▸ **Exercise requirements**
Your copy of the material below should match it exactly, except that it holds no pictures.

▸ **Provided records**
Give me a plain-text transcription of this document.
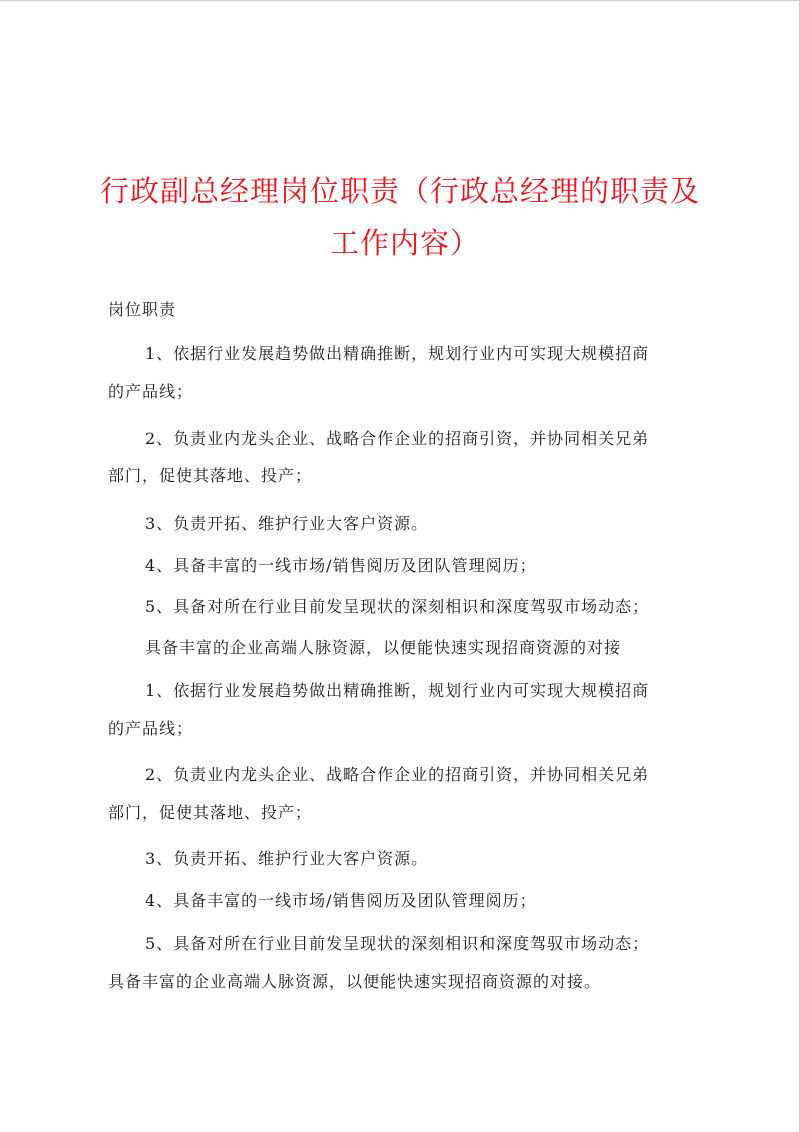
行政副总经理岗位职责（行政总经理的职责及
工作内容）

岗位职责

1、依据行业发展趋势做出精确推断，规划行业内可实现大规模招商

的产品线；

2、负责业内龙头企业、战略合作企业的招商引资，并协同相关兄弟

部门，促使其落地、投产；

3、负责开拓、维护行业大客户资源。

4、具备丰富的一线市场/销售阅历及团队管理阅历；

5、具备对所在行业目前发呈现状的深刻相识和深度驾驭市场动态；

具备丰富的企业高端人脉资源，以便能快速实现招商资源的对接

1、依据行业发展趋势做出精确推断，规划行业内可实现大规模招商

的产品线；

2、负责业内龙头企业、战略合作企业的招商引资，并协同相关兄弟

部门，促使其落地、投产；

3、负责开拓、维护行业大客户资源。

4、具备丰富的一线市场/销售阅历及团队管理阅历；

5、具备对所在行业目前发呈现状的深刻相识和深度驾驭市场动态；

具备丰富的企业高端人脉资源，以便能快速实现招商资源的对接。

▸ **Answer for the task**
Give me a plain-text transcription of this document.
行政副总经理岗位职责（行政总经理的职责及
工作内容）

岗位职责

1、依据行业发展趋势做出精确推断，规划行业内可实现大规模招商

的产品线；

2、负责业内龙头企业、战略合作企业的招商引资，并协同相关兄弟

部门，促使其落地、投产；

3、负责开拓、维护行业大客户资源。

4、具备丰富的一线市场/销售阅历及团队管理阅历；

5、具备对所在行业目前发呈现状的深刻相识和深度驾驭市场动态；

具备丰富的企业高端人脉资源，以便能快速实现招商资源的对接

1、依据行业发展趋势做出精确推断，规划行业内可实现大规模招商

的产品线；

2、负责业内龙头企业、战略合作企业的招商引资，并协同相关兄弟

部门，促使其落地、投产；

3、负责开拓、维护行业大客户资源。

4、具备丰富的一线市场/销售阅历及团队管理阅历；

5、具备对所在行业目前发呈现状的深刻相识和深度驾驭市场动态；

具备丰富的企业高端人脉资源，以便能快速实现招商资源的对接。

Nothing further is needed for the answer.